=== WHAT NEEDS TO BE DONE ===
Tally the lines in the listing below that contain "time" and report the tally alone.

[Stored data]
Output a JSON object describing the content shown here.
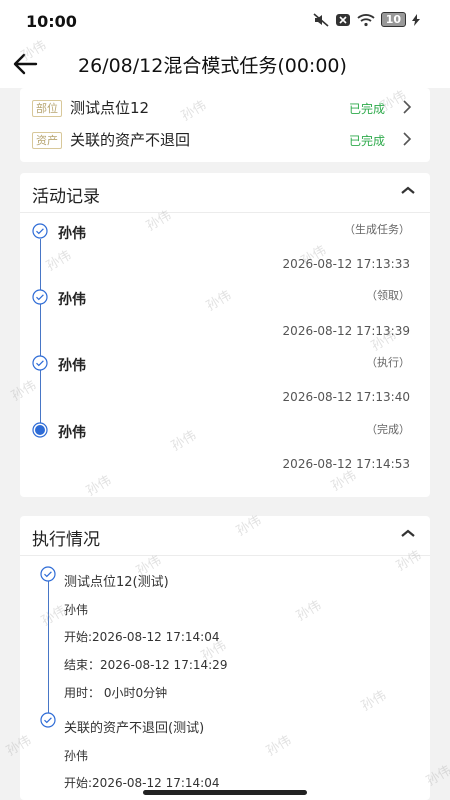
{
  "status_bar": {
    "time": "10:00",
    "battery": "10"
  },
  "header": {
    "title": "26/08/12混合模式任务(00:00)"
  },
  "items": [
    {
      "tag": "部位",
      "name": "测试点位12",
      "status": "已完成"
    },
    {
      "tag": "资产",
      "name": "关联的资产不退回",
      "status": "已完成"
    }
  ],
  "activity": {
    "title": "活动记录",
    "records": [
      {
        "name": "孙伟",
        "action": "（生成任务）",
        "time": "2026-08-12 17:13:33"
      },
      {
        "name": "孙伟",
        "action": "（领取）",
        "time": "2026-08-12 17:13:39"
      },
      {
        "name": "孙伟",
        "action": "（执行）",
        "time": "2026-08-12 17:13:40"
      },
      {
        "name": "孙伟",
        "action": "（完成）",
        "time": "2026-08-12 17:14:53"
      }
    ]
  },
  "execution": {
    "title": "执行情况",
    "entries": [
      {
        "point": "测试点位12(测试)",
        "person": "孙伟",
        "start": "开始:2026-08-12 17:14:04",
        "end": "结束：2026-08-12 17:14:29",
        "duration": "用时： 0小时0分钟"
      },
      {
        "point": "关联的资产不退回(测试)",
        "person": "孙伟",
        "start": "开始:2026-08-12 17:14:04"
      }
    ]
  },
  "watermark_text": "孙伟",
  "colors": {
    "accent": "#2d6bd6",
    "done": "#2eaa4b",
    "tag": "#b7a571"
  }
}
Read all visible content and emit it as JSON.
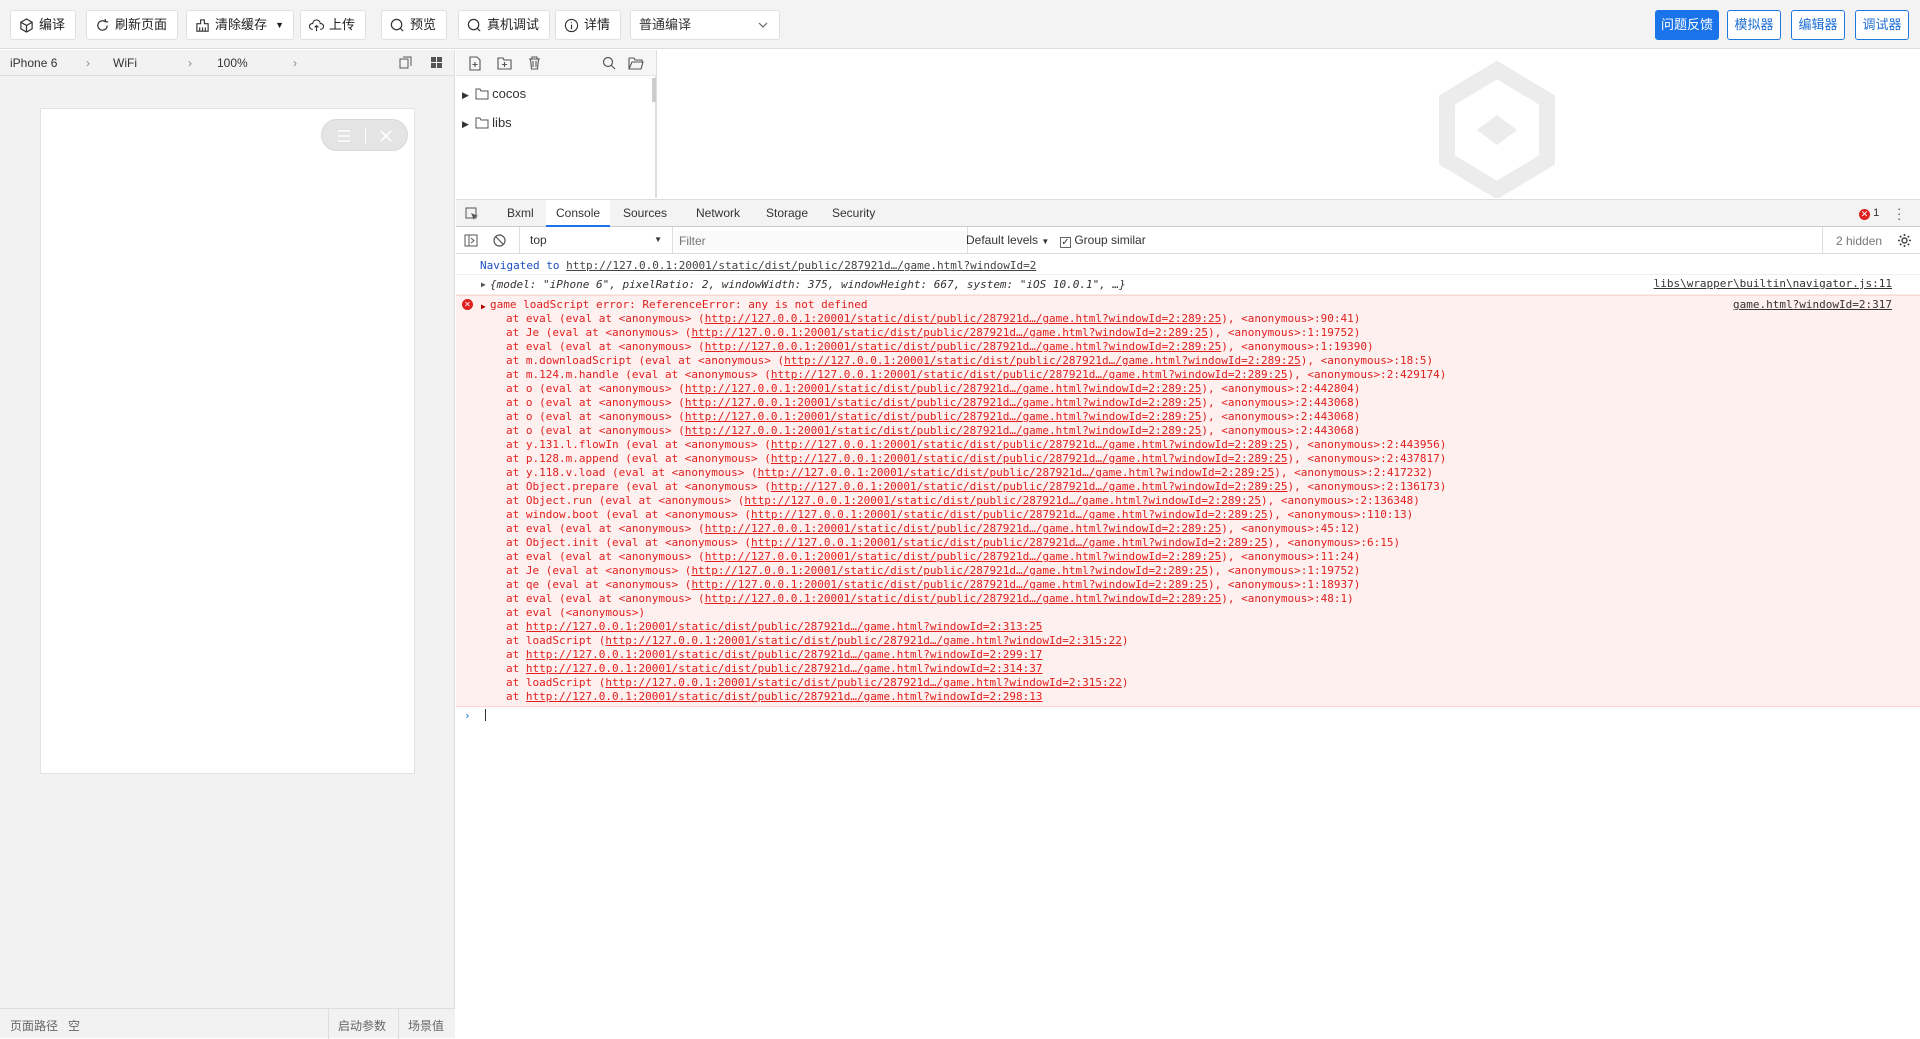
{
  "toolbar": {
    "compile": "编译",
    "refresh": "刷新页面",
    "clear_cache": "清除缓存",
    "upload": "上传",
    "preview": "预览",
    "remote_debug": "真机调试",
    "details": "详情",
    "compile_mode": "普通编译",
    "feedback": "问题反馈",
    "simulator": "模拟器",
    "editor": "编辑器",
    "debugger": "调试器"
  },
  "sim": {
    "device": "iPhone 6",
    "network": "WiFi",
    "zoom": "100%",
    "foot_path_label": "页面路径",
    "foot_path_value": "空",
    "foot_launch": "启动参数",
    "foot_scene": "场景值"
  },
  "filetree": {
    "items": [
      "cocos",
      "libs"
    ]
  },
  "devtools": {
    "tabs": [
      "Bxml",
      "Console",
      "Sources",
      "Network",
      "Storage",
      "Security"
    ],
    "active_tab": "Console",
    "error_count": "1",
    "context": "top",
    "filter_placeholder": "Filter",
    "levels": "Default levels",
    "group_similar": "Group similar",
    "hidden": "2 hidden"
  },
  "console": {
    "nav_prefix": "Navigated to",
    "nav_url": "http://127.0.0.1:20001/static/dist/public/287921d…/game.html?windowId=2",
    "obj_text": "{model: \"iPhone 6\", pixelRatio: 2, windowWidth: 375, windowHeight: 667, system: \"iOS 10.0.1\", …}",
    "obj_src": "libs\\wrapper\\builtin\\navigator.js:11",
    "error_msg": "game loadScript error: ReferenceError: any is not defined",
    "error_src": "game.html?windowId=2:317",
    "stack": [
      {
        "pre": "at eval (eval at <anonymous> (",
        "url": "http://127.0.0.1:20001/static/dist/public/287921d…/game.html?windowId=2:289:25",
        "post": "), <anonymous>:90:41)"
      },
      {
        "pre": "at Je (eval at <anonymous> (",
        "url": "http://127.0.0.1:20001/static/dist/public/287921d…/game.html?windowId=2:289:25",
        "post": "), <anonymous>:1:19752)"
      },
      {
        "pre": "at eval (eval at <anonymous> (",
        "url": "http://127.0.0.1:20001/static/dist/public/287921d…/game.html?windowId=2:289:25",
        "post": "), <anonymous>:1:19390)"
      },
      {
        "pre": "at m.downloadScript (eval at <anonymous> (",
        "url": "http://127.0.0.1:20001/static/dist/public/287921d…/game.html?windowId=2:289:25",
        "post": "), <anonymous>:18:5)"
      },
      {
        "pre": "at m.124.m.handle (eval at <anonymous> (",
        "url": "http://127.0.0.1:20001/static/dist/public/287921d…/game.html?windowId=2:289:25",
        "post": "), <anonymous>:2:429174)"
      },
      {
        "pre": "at o (eval at <anonymous> (",
        "url": "http://127.0.0.1:20001/static/dist/public/287921d…/game.html?windowId=2:289:25",
        "post": "), <anonymous>:2:442804)"
      },
      {
        "pre": "at o (eval at <anonymous> (",
        "url": "http://127.0.0.1:20001/static/dist/public/287921d…/game.html?windowId=2:289:25",
        "post": "), <anonymous>:2:443068)"
      },
      {
        "pre": "at o (eval at <anonymous> (",
        "url": "http://127.0.0.1:20001/static/dist/public/287921d…/game.html?windowId=2:289:25",
        "post": "), <anonymous>:2:443068)"
      },
      {
        "pre": "at o (eval at <anonymous> (",
        "url": "http://127.0.0.1:20001/static/dist/public/287921d…/game.html?windowId=2:289:25",
        "post": "), <anonymous>:2:443068)"
      },
      {
        "pre": "at y.131.l.flowIn (eval at <anonymous> (",
        "url": "http://127.0.0.1:20001/static/dist/public/287921d…/game.html?windowId=2:289:25",
        "post": "), <anonymous>:2:443956)"
      },
      {
        "pre": "at p.128.m.append (eval at <anonymous> (",
        "url": "http://127.0.0.1:20001/static/dist/public/287921d…/game.html?windowId=2:289:25",
        "post": "), <anonymous>:2:437817)"
      },
      {
        "pre": "at y.118.v.load (eval at <anonymous> (",
        "url": "http://127.0.0.1:20001/static/dist/public/287921d…/game.html?windowId=2:289:25",
        "post": "), <anonymous>:2:417232)"
      },
      {
        "pre": "at Object.prepare (eval at <anonymous> (",
        "url": "http://127.0.0.1:20001/static/dist/public/287921d…/game.html?windowId=2:289:25",
        "post": "), <anonymous>:2:136173)"
      },
      {
        "pre": "at Object.run (eval at <anonymous> (",
        "url": "http://127.0.0.1:20001/static/dist/public/287921d…/game.html?windowId=2:289:25",
        "post": "), <anonymous>:2:136348)"
      },
      {
        "pre": "at window.boot (eval at <anonymous> (",
        "url": "http://127.0.0.1:20001/static/dist/public/287921d…/game.html?windowId=2:289:25",
        "post": "), <anonymous>:110:13)"
      },
      {
        "pre": "at eval (eval at <anonymous> (",
        "url": "http://127.0.0.1:20001/static/dist/public/287921d…/game.html?windowId=2:289:25",
        "post": "), <anonymous>:45:12)"
      },
      {
        "pre": "at Object.init (eval at <anonymous> (",
        "url": "http://127.0.0.1:20001/static/dist/public/287921d…/game.html?windowId=2:289:25",
        "post": "), <anonymous>:6:15)"
      },
      {
        "pre": "at eval (eval at <anonymous> (",
        "url": "http://127.0.0.1:20001/static/dist/public/287921d…/game.html?windowId=2:289:25",
        "post": "), <anonymous>:11:24)"
      },
      {
        "pre": "at Je (eval at <anonymous> (",
        "url": "http://127.0.0.1:20001/static/dist/public/287921d…/game.html?windowId=2:289:25",
        "post": "), <anonymous>:1:19752)"
      },
      {
        "pre": "at qe (eval at <anonymous> (",
        "url": "http://127.0.0.1:20001/static/dist/public/287921d…/game.html?windowId=2:289:25",
        "post": "), <anonymous>:1:18937)"
      },
      {
        "pre": "at eval (eval at <anonymous> (",
        "url": "http://127.0.0.1:20001/static/dist/public/287921d…/game.html?windowId=2:289:25",
        "post": "), <anonymous>:48:1)"
      },
      {
        "pre": "at eval (<anonymous>)",
        "url": "",
        "post": ""
      },
      {
        "pre": "at ",
        "url": "http://127.0.0.1:20001/static/dist/public/287921d…/game.html?windowId=2:313:25",
        "post": ""
      },
      {
        "pre": "at loadScript (",
        "url": "http://127.0.0.1:20001/static/dist/public/287921d…/game.html?windowId=2:315:22",
        "post": ")"
      },
      {
        "pre": "at ",
        "url": "http://127.0.0.1:20001/static/dist/public/287921d…/game.html?windowId=2:299:17",
        "post": ""
      },
      {
        "pre": "at ",
        "url": "http://127.0.0.1:20001/static/dist/public/287921d…/game.html?windowId=2:314:37",
        "post": ""
      },
      {
        "pre": "at loadScript (",
        "url": "http://127.0.0.1:20001/static/dist/public/287921d…/game.html?windowId=2:315:22",
        "post": ")"
      },
      {
        "pre": "at ",
        "url": "http://127.0.0.1:20001/static/dist/public/287921d…/game.html?windowId=2:298:13",
        "post": ""
      }
    ]
  },
  "colors": {
    "accent": "#1a73e8",
    "error": "#e0201e",
    "error_bg": "#fff0f0"
  }
}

=== RESULT OF THIS EXERCISE ===
5